[STATED TASK]:
Exclude all pictures, then copy each of the records exactly as written.
- - - - - - -
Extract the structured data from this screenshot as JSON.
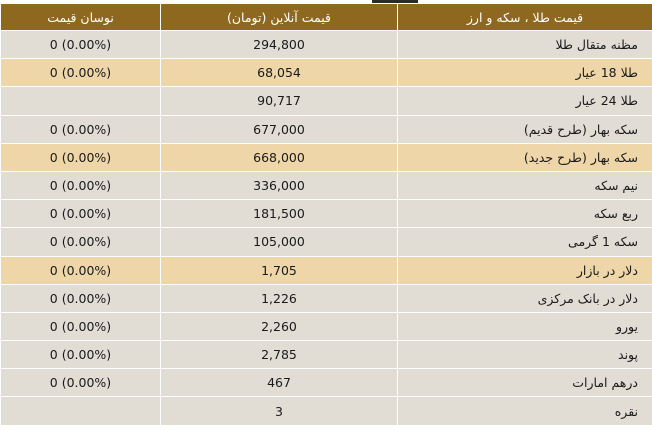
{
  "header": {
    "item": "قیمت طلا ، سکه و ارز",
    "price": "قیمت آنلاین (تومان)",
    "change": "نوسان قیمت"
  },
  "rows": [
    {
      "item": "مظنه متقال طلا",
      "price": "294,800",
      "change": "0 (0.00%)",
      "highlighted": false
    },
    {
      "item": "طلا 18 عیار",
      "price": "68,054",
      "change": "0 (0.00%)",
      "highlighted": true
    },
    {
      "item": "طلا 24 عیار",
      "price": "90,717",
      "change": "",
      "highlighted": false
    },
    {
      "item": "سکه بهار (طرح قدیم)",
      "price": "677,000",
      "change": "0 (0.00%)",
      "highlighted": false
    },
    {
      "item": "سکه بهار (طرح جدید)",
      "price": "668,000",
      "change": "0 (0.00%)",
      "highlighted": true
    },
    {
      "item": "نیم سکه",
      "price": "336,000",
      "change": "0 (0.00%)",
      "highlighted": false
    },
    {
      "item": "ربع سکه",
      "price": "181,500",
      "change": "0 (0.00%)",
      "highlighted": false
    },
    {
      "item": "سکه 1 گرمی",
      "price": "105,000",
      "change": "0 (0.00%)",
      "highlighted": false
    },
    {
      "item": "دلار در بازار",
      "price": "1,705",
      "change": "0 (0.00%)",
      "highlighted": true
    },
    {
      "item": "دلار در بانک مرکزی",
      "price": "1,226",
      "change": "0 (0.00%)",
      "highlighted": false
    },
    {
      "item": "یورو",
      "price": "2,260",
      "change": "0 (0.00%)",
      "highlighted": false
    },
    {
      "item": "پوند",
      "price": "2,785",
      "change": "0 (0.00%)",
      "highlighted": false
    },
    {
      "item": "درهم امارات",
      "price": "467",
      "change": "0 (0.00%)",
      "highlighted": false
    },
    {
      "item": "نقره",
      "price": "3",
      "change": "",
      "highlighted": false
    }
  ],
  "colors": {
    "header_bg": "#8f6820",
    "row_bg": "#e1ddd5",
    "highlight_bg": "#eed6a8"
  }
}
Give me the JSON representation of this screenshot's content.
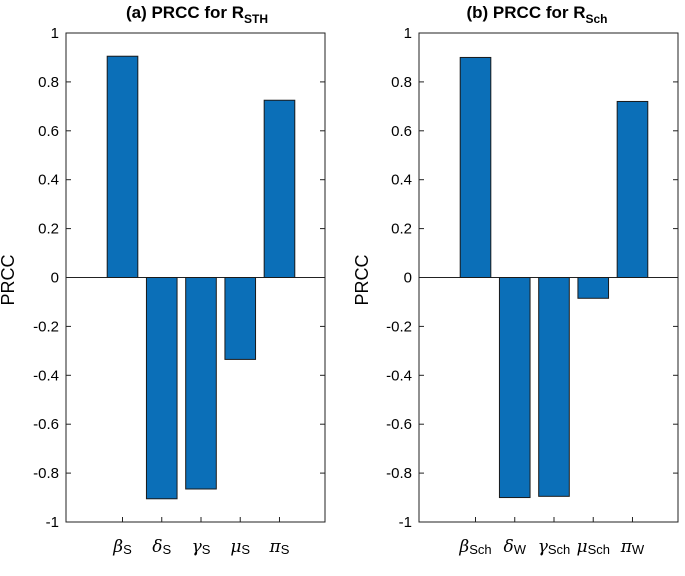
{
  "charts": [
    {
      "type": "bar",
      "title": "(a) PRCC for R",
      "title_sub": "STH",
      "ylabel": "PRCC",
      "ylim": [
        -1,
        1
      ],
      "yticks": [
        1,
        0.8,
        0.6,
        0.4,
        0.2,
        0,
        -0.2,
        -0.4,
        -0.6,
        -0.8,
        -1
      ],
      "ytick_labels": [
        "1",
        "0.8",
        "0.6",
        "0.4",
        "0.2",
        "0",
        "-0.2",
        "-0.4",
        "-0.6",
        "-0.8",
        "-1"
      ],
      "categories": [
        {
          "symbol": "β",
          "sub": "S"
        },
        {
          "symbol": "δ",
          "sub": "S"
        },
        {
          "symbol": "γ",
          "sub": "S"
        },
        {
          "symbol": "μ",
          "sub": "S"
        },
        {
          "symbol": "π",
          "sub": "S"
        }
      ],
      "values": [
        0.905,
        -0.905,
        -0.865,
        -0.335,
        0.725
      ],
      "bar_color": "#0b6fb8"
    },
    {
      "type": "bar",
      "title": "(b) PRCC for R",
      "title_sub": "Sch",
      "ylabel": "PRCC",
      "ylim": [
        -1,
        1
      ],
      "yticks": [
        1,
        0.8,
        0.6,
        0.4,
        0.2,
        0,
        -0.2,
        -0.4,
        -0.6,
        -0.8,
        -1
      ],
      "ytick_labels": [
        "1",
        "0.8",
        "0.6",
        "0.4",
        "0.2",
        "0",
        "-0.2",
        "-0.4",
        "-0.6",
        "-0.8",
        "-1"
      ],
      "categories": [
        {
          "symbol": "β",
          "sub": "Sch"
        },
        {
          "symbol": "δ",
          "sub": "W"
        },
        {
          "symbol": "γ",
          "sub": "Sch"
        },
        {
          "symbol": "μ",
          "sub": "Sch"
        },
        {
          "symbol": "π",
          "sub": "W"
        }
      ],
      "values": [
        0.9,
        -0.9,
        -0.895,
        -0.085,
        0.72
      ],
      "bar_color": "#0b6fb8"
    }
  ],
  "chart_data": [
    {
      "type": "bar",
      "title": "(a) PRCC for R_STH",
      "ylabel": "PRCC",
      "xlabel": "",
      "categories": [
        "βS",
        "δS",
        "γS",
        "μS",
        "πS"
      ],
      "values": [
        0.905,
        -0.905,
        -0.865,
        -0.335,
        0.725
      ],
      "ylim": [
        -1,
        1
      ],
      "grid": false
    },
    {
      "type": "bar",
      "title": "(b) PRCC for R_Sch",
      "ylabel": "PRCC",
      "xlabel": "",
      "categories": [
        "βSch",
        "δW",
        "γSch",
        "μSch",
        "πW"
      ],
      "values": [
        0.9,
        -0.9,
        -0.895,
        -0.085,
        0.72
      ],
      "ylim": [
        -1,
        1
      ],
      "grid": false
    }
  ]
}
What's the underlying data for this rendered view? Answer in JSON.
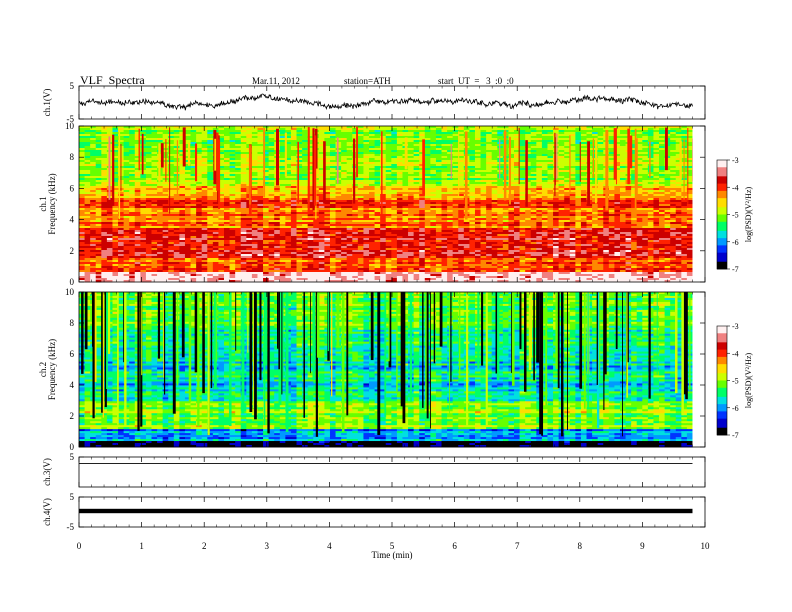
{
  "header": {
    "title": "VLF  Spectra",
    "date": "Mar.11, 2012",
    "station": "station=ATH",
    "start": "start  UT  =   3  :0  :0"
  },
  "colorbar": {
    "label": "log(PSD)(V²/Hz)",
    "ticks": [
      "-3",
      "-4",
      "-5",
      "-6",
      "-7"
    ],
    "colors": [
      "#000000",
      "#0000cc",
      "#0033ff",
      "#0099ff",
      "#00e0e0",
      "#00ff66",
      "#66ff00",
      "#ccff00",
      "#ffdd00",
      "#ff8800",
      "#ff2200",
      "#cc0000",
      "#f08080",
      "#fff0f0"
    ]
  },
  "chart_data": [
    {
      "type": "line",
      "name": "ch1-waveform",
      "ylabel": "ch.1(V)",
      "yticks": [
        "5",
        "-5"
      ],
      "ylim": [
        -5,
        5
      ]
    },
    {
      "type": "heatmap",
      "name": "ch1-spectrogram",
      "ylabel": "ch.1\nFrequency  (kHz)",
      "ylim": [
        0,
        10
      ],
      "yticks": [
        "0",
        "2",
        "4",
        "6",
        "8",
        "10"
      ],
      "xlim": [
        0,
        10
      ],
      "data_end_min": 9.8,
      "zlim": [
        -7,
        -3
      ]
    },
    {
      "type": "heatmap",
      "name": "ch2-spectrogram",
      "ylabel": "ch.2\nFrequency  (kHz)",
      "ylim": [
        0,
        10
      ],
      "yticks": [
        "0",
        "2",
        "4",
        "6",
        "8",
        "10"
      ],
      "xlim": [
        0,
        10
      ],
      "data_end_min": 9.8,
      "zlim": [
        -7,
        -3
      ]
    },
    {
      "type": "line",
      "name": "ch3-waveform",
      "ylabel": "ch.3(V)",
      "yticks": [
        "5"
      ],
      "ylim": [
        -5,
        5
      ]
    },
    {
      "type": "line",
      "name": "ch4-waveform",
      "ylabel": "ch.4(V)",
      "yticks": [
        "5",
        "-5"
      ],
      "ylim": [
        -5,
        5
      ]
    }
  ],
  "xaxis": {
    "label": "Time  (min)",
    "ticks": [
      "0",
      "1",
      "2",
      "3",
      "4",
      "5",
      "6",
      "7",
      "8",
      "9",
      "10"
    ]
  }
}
- - - - - - -
[ANSWER TO THIS TASK]:
Extract the structured data from this screenshot as JSON.
{
  "header": {
    "item": "قیمت طلا ، سکه و ارز",
    "price": "قیمت آنلاین (تومان)",
    "change": "نوسان قیمت"
  },
  "rows": [
    {
      "item": "مظنه متقال طلا",
      "price": "294,800",
      "change": "0 (0.00%)",
      "highlighted": false
    },
    {
      "item": "طلا 18 عیار",
      "price": "68,054",
      "change": "0 (0.00%)",
      "highlighted": true
    },
    {
      "item": "طلا 24 عیار",
      "price": "90,717",
      "change": "",
      "highlighted": false
    },
    {
      "item": "سکه بهار (طرح قدیم)",
      "price": "677,000",
      "change": "0 (0.00%)",
      "highlighted": false
    },
    {
      "item": "سکه بهار (طرح جدید)",
      "price": "668,000",
      "change": "0 (0.00%)",
      "highlighted": true
    },
    {
      "item": "نیم سکه",
      "price": "336,000",
      "change": "0 (0.00%)",
      "highlighted": false
    },
    {
      "item": "ربع سکه",
      "price": "181,500",
      "change": "0 (0.00%)",
      "highlighted": false
    },
    {
      "item": "سکه 1 گرمی",
      "price": "105,000",
      "change": "0 (0.00%)",
      "highlighted": false
    },
    {
      "item": "دلار در بازار",
      "price": "1,705",
      "change": "0 (0.00%)",
      "highlighted": true
    },
    {
      "item": "دلار در بانک مرکزی",
      "price": "1,226",
      "change": "0 (0.00%)",
      "highlighted": false
    },
    {
      "item": "یورو",
      "price": "2,260",
      "change": "0 (0.00%)",
      "highlighted": false
    },
    {
      "item": "پوند",
      "price": "2,785",
      "change": "0 (0.00%)",
      "highlighted": false
    },
    {
      "item": "درهم امارات",
      "price": "467",
      "change": "0 (0.00%)",
      "highlighted": false
    },
    {
      "item": "نقره",
      "price": "3",
      "change": "",
      "highlighted": false
    }
  ],
  "colors": {
    "header_bg": "#8f6820",
    "row_bg": "#e1ddd5",
    "highlight_bg": "#eed6a8"
  }
}
Give me the JSON representation of this screenshot's content.
{
  "charts": [
    {
      "type": "bar",
      "title": "(a) PRCC for R",
      "title_sub": "STH",
      "ylabel": "PRCC",
      "ylim": [
        -1,
        1
      ],
      "yticks": [
        1,
        0.8,
        0.6,
        0.4,
        0.2,
        0,
        -0.2,
        -0.4,
        -0.6,
        -0.8,
        -1
      ],
      "ytick_labels": [
        "1",
        "0.8",
        "0.6",
        "0.4",
        "0.2",
        "0",
        "-0.2",
        "-0.4",
        "-0.6",
        "-0.8",
        "-1"
      ],
      "categories": [
        {
          "symbol": "β",
          "sub": "S"
        },
        {
          "symbol": "δ",
          "sub": "S"
        },
        {
          "symbol": "γ",
          "sub": "S"
        },
        {
          "symbol": "μ",
          "sub": "S"
        },
        {
          "symbol": "π",
          "sub": "S"
        }
      ],
      "values": [
        0.905,
        -0.905,
        -0.865,
        -0.335,
        0.725
      ],
      "bar_color": "#0b6fb8"
    },
    {
      "type": "bar",
      "title": "(b) PRCC for R",
      "title_sub": "Sch",
      "ylabel": "PRCC",
      "ylim": [
        -1,
        1
      ],
      "yticks": [
        1,
        0.8,
        0.6,
        0.4,
        0.2,
        0,
        -0.2,
        -0.4,
        -0.6,
        -0.8,
        -1
      ],
      "ytick_labels": [
        "1",
        "0.8",
        "0.6",
        "0.4",
        "0.2",
        "0",
        "-0.2",
        "-0.4",
        "-0.6",
        "-0.8",
        "-1"
      ],
      "categories": [
        {
          "symbol": "β",
          "sub": "Sch"
        },
        {
          "symbol": "δ",
          "sub": "W"
        },
        {
          "symbol": "γ",
          "sub": "Sch"
        },
        {
          "symbol": "μ",
          "sub": "Sch"
        },
        {
          "symbol": "π",
          "sub": "W"
        }
      ],
      "values": [
        0.9,
        -0.9,
        -0.895,
        -0.085,
        0.72
      ],
      "bar_color": "#0b6fb8"
    }
  ],
  "chart_data": [
    {
      "type": "bar",
      "title": "(a) PRCC for R_STH",
      "ylabel": "PRCC",
      "xlabel": "",
      "categories": [
        "βS",
        "δS",
        "γS",
        "μS",
        "πS"
      ],
      "values": [
        0.905,
        -0.905,
        -0.865,
        -0.335,
        0.725
      ],
      "ylim": [
        -1,
        1
      ],
      "grid": false
    },
    {
      "type": "bar",
      "title": "(b) PRCC for R_Sch",
      "ylabel": "PRCC",
      "xlabel": "",
      "categories": [
        "βSch",
        "δW",
        "γSch",
        "μSch",
        "πW"
      ],
      "values": [
        0.9,
        -0.9,
        -0.895,
        -0.085,
        0.72
      ],
      "ylim": [
        -1,
        1
      ],
      "grid": false
    }
  ]
}
What's the underlying data for this rendered view? Answer in JSON.
{
  "header": {
    "title": "VLF  Spectra",
    "date": "Mar.11, 2012",
    "station": "station=ATH",
    "start": "start  UT  =   3  :0  :0"
  },
  "colorbar": {
    "label": "log(PSD)(V²/Hz)",
    "ticks": [
      "-3",
      "-4",
      "-5",
      "-6",
      "-7"
    ],
    "colors": [
      "#000000",
      "#0000cc",
      "#0033ff",
      "#0099ff",
      "#00e0e0",
      "#00ff66",
      "#66ff00",
      "#ccff00",
      "#ffdd00",
      "#ff8800",
      "#ff2200",
      "#cc0000",
      "#f08080",
      "#fff0f0"
    ]
  },
  "chart_data": [
    {
      "type": "line",
      "name": "ch1-waveform",
      "ylabel": "ch.1(V)",
      "yticks": [
        "5",
        "-5"
      ],
      "ylim": [
        -5,
        5
      ]
    },
    {
      "type": "heatmap",
      "name": "ch1-spectrogram",
      "ylabel": "ch.1\nFrequency  (kHz)",
      "ylim": [
        0,
        10
      ],
      "yticks": [
        "0",
        "2",
        "4",
        "6",
        "8",
        "10"
      ],
      "xlim": [
        0,
        10
      ],
      "data_end_min": 9.8,
      "zlim": [
        -7,
        -3
      ]
    },
    {
      "type": "heatmap",
      "name": "ch2-spectrogram",
      "ylabel": "ch.2\nFrequency  (kHz)",
      "ylim": [
        0,
        10
      ],
      "yticks": [
        "0",
        "2",
        "4",
        "6",
        "8",
        "10"
      ],
      "xlim": [
        0,
        10
      ],
      "data_end_min": 9.8,
      "zlim": [
        -7,
        -3
      ]
    },
    {
      "type": "line",
      "name": "ch3-waveform",
      "ylabel": "ch.3(V)",
      "yticks": [
        "5"
      ],
      "ylim": [
        -5,
        5
      ]
    },
    {
      "type": "line",
      "name": "ch4-waveform",
      "ylabel": "ch.4(V)",
      "yticks": [
        "5",
        "-5"
      ],
      "ylim": [
        -5,
        5
      ]
    }
  ],
  "xaxis": {
    "label": "Time  (min)",
    "ticks": [
      "0",
      "1",
      "2",
      "3",
      "4",
      "5",
      "6",
      "7",
      "8",
      "9",
      "10"
    ]
  }
}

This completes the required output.